● **PROBLEM DETAILS**:
From the listing below, pull out all lines with "ylabel" in them.

┏━━

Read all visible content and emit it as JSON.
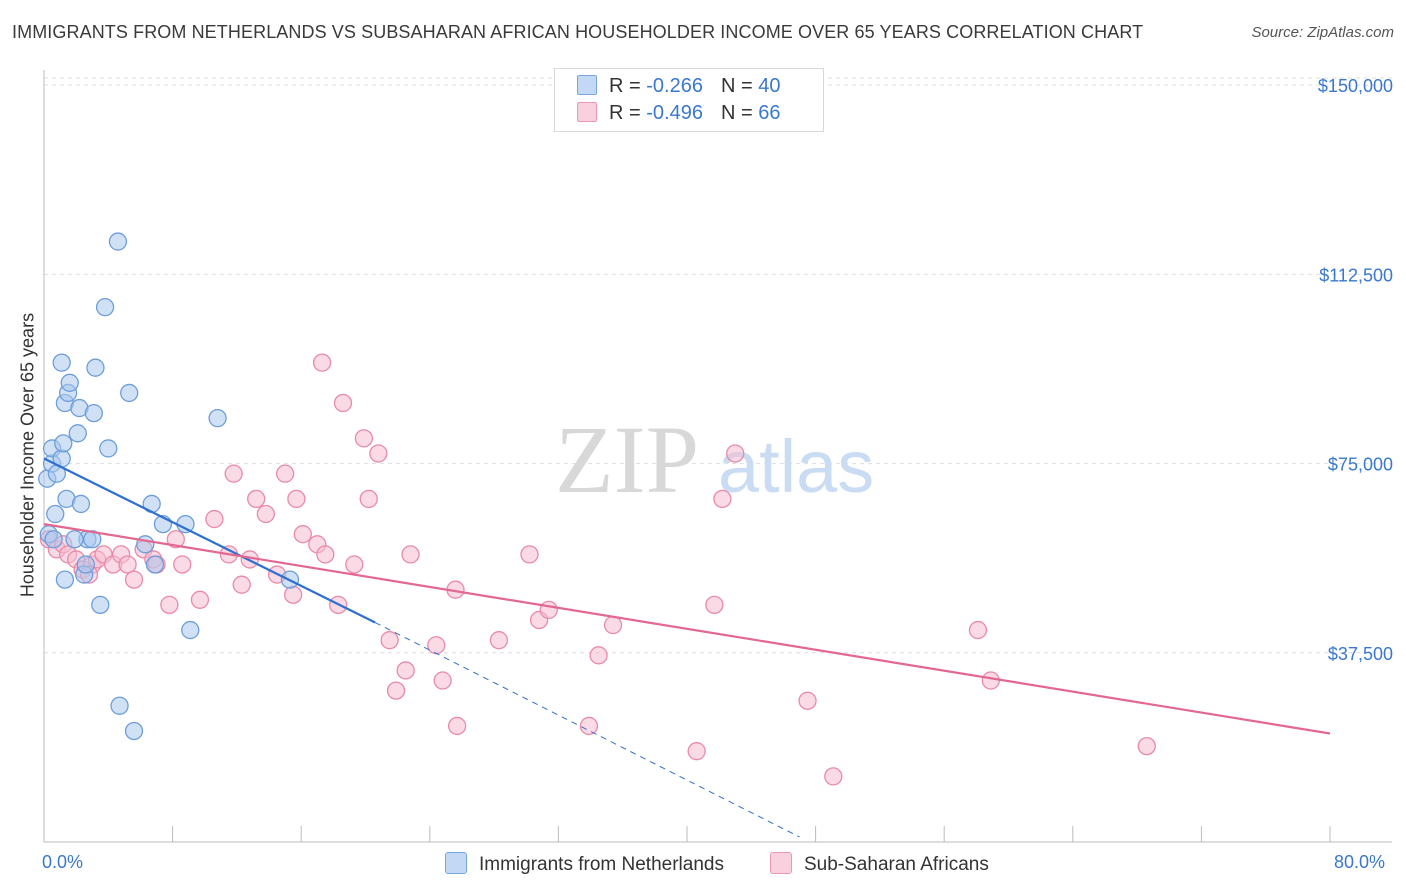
{
  "header": {
    "title": "IMMIGRANTS FROM NETHERLANDS VS SUBSAHARAN AFRICAN HOUSEHOLDER INCOME OVER 65 YEARS CORRELATION CHART",
    "source": "Source: ZipAtlas.com"
  },
  "watermark": {
    "zip": "ZIP",
    "atlas": "atlas"
  },
  "colors": {
    "blue_fill": "#aac8ef",
    "blue_stroke": "#6d9edb",
    "blue_line": "#2f6fd0",
    "pink_fill": "#f6bcd0",
    "pink_stroke": "#e98aa9",
    "pink_line": "#e3678f",
    "axis_text": "#3a78d0",
    "grid": "#dddddd"
  },
  "legend_top": {
    "rows": [
      {
        "r_label": "R = ",
        "r_value": "-0.266",
        "n_label": "N = ",
        "n_value": "40"
      },
      {
        "r_label": "R = ",
        "r_value": "-0.496",
        "n_label": "N = ",
        "n_value": "66"
      }
    ]
  },
  "legend_bottom": {
    "series_a": "Immigrants from Netherlands",
    "series_b": "Sub-Saharan Africans"
  },
  "chart_data": {
    "type": "scatter",
    "title": "IMMIGRANTS FROM NETHERLANDS VS SUBSAHARAN AFRICAN HOUSEHOLDER INCOME OVER 65 YEARS CORRELATION CHART",
    "xlabel": "",
    "ylabel": "Householder Income Over 65 years",
    "xlim": [
      0,
      80
    ],
    "ylim": [
      0,
      153000
    ],
    "x_tick_labels": [
      "0.0%",
      "80.0%"
    ],
    "y_ticks": [
      37500,
      75000,
      112500,
      150000
    ],
    "y_tick_labels": [
      "$37,500",
      "$75,000",
      "$112,500",
      "$150,000"
    ],
    "grid": true,
    "series": [
      {
        "name": "Immigrants from Netherlands",
        "color": "#aac8ef",
        "points": [
          [
            0.2,
            72000
          ],
          [
            0.3,
            61000
          ],
          [
            0.5,
            75000
          ],
          [
            0.5,
            78000
          ],
          [
            0.7,
            65000
          ],
          [
            0.8,
            73000
          ],
          [
            1.1,
            76000
          ],
          [
            1.2,
            79000
          ],
          [
            1.3,
            52000
          ],
          [
            1.4,
            68000
          ],
          [
            1.3,
            87000
          ],
          [
            1.5,
            89000
          ],
          [
            1.6,
            91000
          ],
          [
            1.1,
            95000
          ],
          [
            2.1,
            81000
          ],
          [
            2.2,
            86000
          ],
          [
            2.3,
            67000
          ],
          [
            2.5,
            53000
          ],
          [
            2.6,
            55000
          ],
          [
            2.7,
            60000
          ],
          [
            3.0,
            60000
          ],
          [
            3.1,
            85000
          ],
          [
            3.2,
            94000
          ],
          [
            3.5,
            47000
          ],
          [
            3.8,
            106000
          ],
          [
            4.0,
            78000
          ],
          [
            4.6,
            119000
          ],
          [
            4.7,
            27000
          ],
          [
            5.3,
            89000
          ],
          [
            5.6,
            22000
          ],
          [
            6.3,
            59000
          ],
          [
            6.7,
            67000
          ],
          [
            6.9,
            55000
          ],
          [
            7.4,
            63000
          ],
          [
            8.8,
            63000
          ],
          [
            9.1,
            42000
          ],
          [
            10.8,
            84000
          ],
          [
            15.3,
            52000
          ],
          [
            1.9,
            60000
          ],
          [
            0.6,
            60000
          ]
        ],
        "trend": {
          "x": [
            0.0,
            20.6
          ],
          "y": [
            76000,
            43500
          ]
        },
        "trend_ext": {
          "x": [
            20.6,
            47.0
          ],
          "y": [
            43500,
            1000
          ]
        }
      },
      {
        "name": "Sub-Saharan Africans",
        "color": "#f6bcd0",
        "points": [
          [
            0.3,
            60000
          ],
          [
            0.8,
            58000
          ],
          [
            1.2,
            59000
          ],
          [
            1.5,
            57000
          ],
          [
            2.0,
            56000
          ],
          [
            2.4,
            54000
          ],
          [
            3.0,
            55000
          ],
          [
            3.3,
            56000
          ],
          [
            3.7,
            57000
          ],
          [
            4.3,
            55000
          ],
          [
            4.8,
            57000
          ],
          [
            5.2,
            55000
          ],
          [
            5.6,
            52000
          ],
          [
            6.2,
            58000
          ],
          [
            6.8,
            56000
          ],
          [
            7.0,
            55000
          ],
          [
            7.8,
            47000
          ],
          [
            8.2,
            60000
          ],
          [
            8.6,
            55000
          ],
          [
            9.7,
            48000
          ],
          [
            10.6,
            64000
          ],
          [
            11.5,
            57000
          ],
          [
            11.8,
            73000
          ],
          [
            12.3,
            51000
          ],
          [
            12.8,
            56000
          ],
          [
            13.2,
            68000
          ],
          [
            13.8,
            65000
          ],
          [
            14.5,
            53000
          ],
          [
            15.0,
            73000
          ],
          [
            15.5,
            49000
          ],
          [
            15.7,
            68000
          ],
          [
            16.1,
            61000
          ],
          [
            17.0,
            59000
          ],
          [
            17.5,
            57000
          ],
          [
            18.3,
            47000
          ],
          [
            17.3,
            95000
          ],
          [
            18.6,
            87000
          ],
          [
            19.3,
            55000
          ],
          [
            19.9,
            80000
          ],
          [
            20.2,
            68000
          ],
          [
            20.8,
            77000
          ],
          [
            21.5,
            40000
          ],
          [
            21.9,
            30000
          ],
          [
            22.5,
            34000
          ],
          [
            22.8,
            57000
          ],
          [
            24.4,
            39000
          ],
          [
            24.8,
            32000
          ],
          [
            25.7,
            23000
          ],
          [
            25.6,
            50000
          ],
          [
            28.3,
            40000
          ],
          [
            30.2,
            57000
          ],
          [
            30.8,
            44000
          ],
          [
            31.4,
            46000
          ],
          [
            33.9,
            23000
          ],
          [
            34.5,
            37000
          ],
          [
            35.4,
            43000
          ],
          [
            40.6,
            18000
          ],
          [
            41.7,
            47000
          ],
          [
            42.2,
            68000
          ],
          [
            43.0,
            77000
          ],
          [
            47.5,
            28000
          ],
          [
            49.1,
            13000
          ],
          [
            58.1,
            42000
          ],
          [
            58.9,
            32000
          ],
          [
            68.6,
            19000
          ],
          [
            2.8,
            53000
          ]
        ],
        "trend": {
          "x": [
            0.0,
            80.0
          ],
          "y": [
            63000,
            21500
          ]
        }
      }
    ]
  }
}
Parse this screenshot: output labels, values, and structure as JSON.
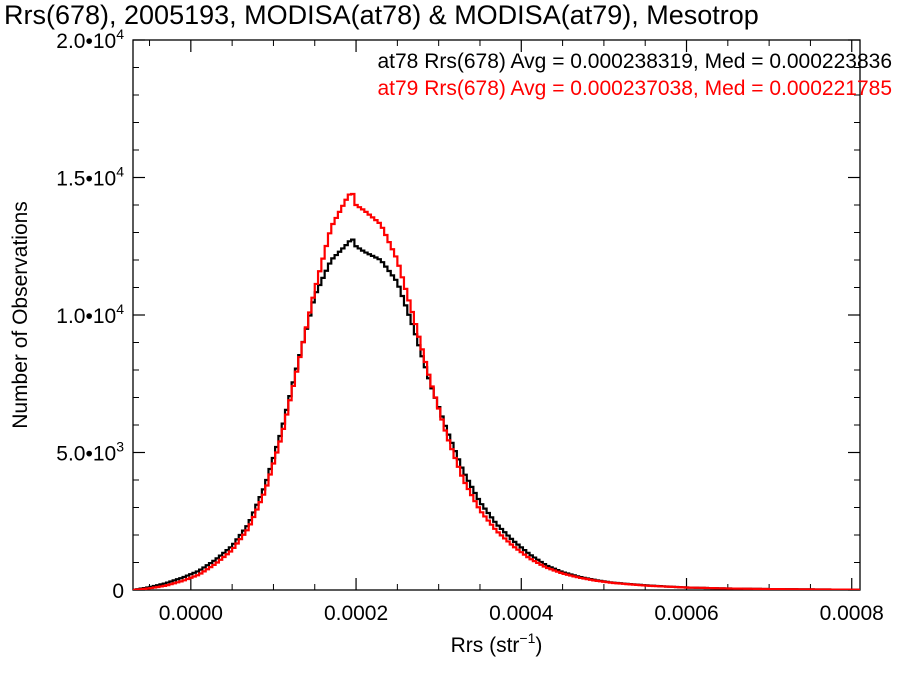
{
  "chart_data": {
    "type": "line",
    "title": "Rrs(678), 2005193, MODISA(at78) & MODISA(at79), Mesotrop",
    "xlabel": "Rrs (str",
    "xlabel_sup": "−1",
    "xlabel_close": ")",
    "ylabel": "Number of Observations",
    "xlim": [
      -7e-05,
      0.00081
    ],
    "ylim": [
      0,
      20000
    ],
    "x_ticks": [
      {
        "value": 0.0,
        "label": "0.0000"
      },
      {
        "value": 0.0002,
        "label": "0.0002"
      },
      {
        "value": 0.0004,
        "label": "0.0004"
      },
      {
        "value": 0.0006,
        "label": "0.0006"
      },
      {
        "value": 0.0008,
        "label": "0.0008"
      }
    ],
    "y_ticks": [
      {
        "value": 0,
        "label": "0",
        "sup": ""
      },
      {
        "value": 5000,
        "label": "5.0•10",
        "sup": "3"
      },
      {
        "value": 10000,
        "label": "1.0•10",
        "sup": "4"
      },
      {
        "value": 15000,
        "label": "1.5•10",
        "sup": "4"
      },
      {
        "value": 20000,
        "label": "2.0•10",
        "sup": "4"
      }
    ],
    "annotations": [
      {
        "text": "at78 Rrs(678) Avg = 0.000238319, Med = 0.000223836",
        "color": "#000000"
      },
      {
        "text": "at79 Rrs(678) Avg = 0.000237038, Med = 0.000221785",
        "color": "#ff0000"
      }
    ],
    "series": [
      {
        "name": "at78",
        "color": "#000000",
        "x": [
          -7e-05,
          -5e-05,
          -3e-05,
          -1e-05,
          1e-05,
          3e-05,
          5e-05,
          7e-05,
          9e-05,
          0.00011,
          0.00013,
          0.00015,
          0.00017,
          0.00019,
          0.000195,
          0.0002,
          0.00021,
          0.00023,
          0.00025,
          0.00027,
          0.00029,
          0.00031,
          0.00033,
          0.00035,
          0.00037,
          0.00039,
          0.00041,
          0.00043,
          0.00045,
          0.00047,
          0.00049,
          0.00051,
          0.00055,
          0.0006,
          0.00065,
          0.0007,
          0.00075,
          0.00081
        ],
        "y": [
          0,
          100,
          250,
          450,
          700,
          1100,
          1600,
          2400,
          3800,
          5800,
          8300,
          10700,
          12000,
          12600,
          12800,
          12500,
          12300,
          12000,
          11200,
          9500,
          7500,
          5800,
          4300,
          3200,
          2400,
          1800,
          1300,
          900,
          650,
          480,
          360,
          270,
          170,
          90,
          55,
          35,
          22,
          10
        ]
      },
      {
        "name": "at79",
        "color": "#ff0000",
        "x": [
          -7e-05,
          -5e-05,
          -3e-05,
          -1e-05,
          1e-05,
          3e-05,
          5e-05,
          7e-05,
          9e-05,
          0.00011,
          0.00013,
          0.00015,
          0.00017,
          0.00019,
          0.000195,
          0.0002,
          0.00021,
          0.00023,
          0.00025,
          0.00027,
          0.00029,
          0.00031,
          0.00033,
          0.00035,
          0.00037,
          0.00039,
          0.00041,
          0.00043,
          0.00045,
          0.00047,
          0.00049,
          0.00051,
          0.00055,
          0.0006,
          0.00065,
          0.0007,
          0.00075,
          0.00081
        ],
        "y": [
          0,
          60,
          160,
          330,
          560,
          950,
          1450,
          2250,
          3600,
          5600,
          8200,
          10900,
          13200,
          14300,
          14500,
          14000,
          13800,
          13300,
          12000,
          9900,
          7600,
          5600,
          4000,
          2900,
          2150,
          1600,
          1150,
          820,
          600,
          450,
          340,
          260,
          160,
          90,
          55,
          35,
          22,
          10
        ]
      }
    ]
  }
}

┗━━

● **RESULT**:
    "ylabel": "Householder Income Over 65 years",
    "ylabel": "Number of Observations",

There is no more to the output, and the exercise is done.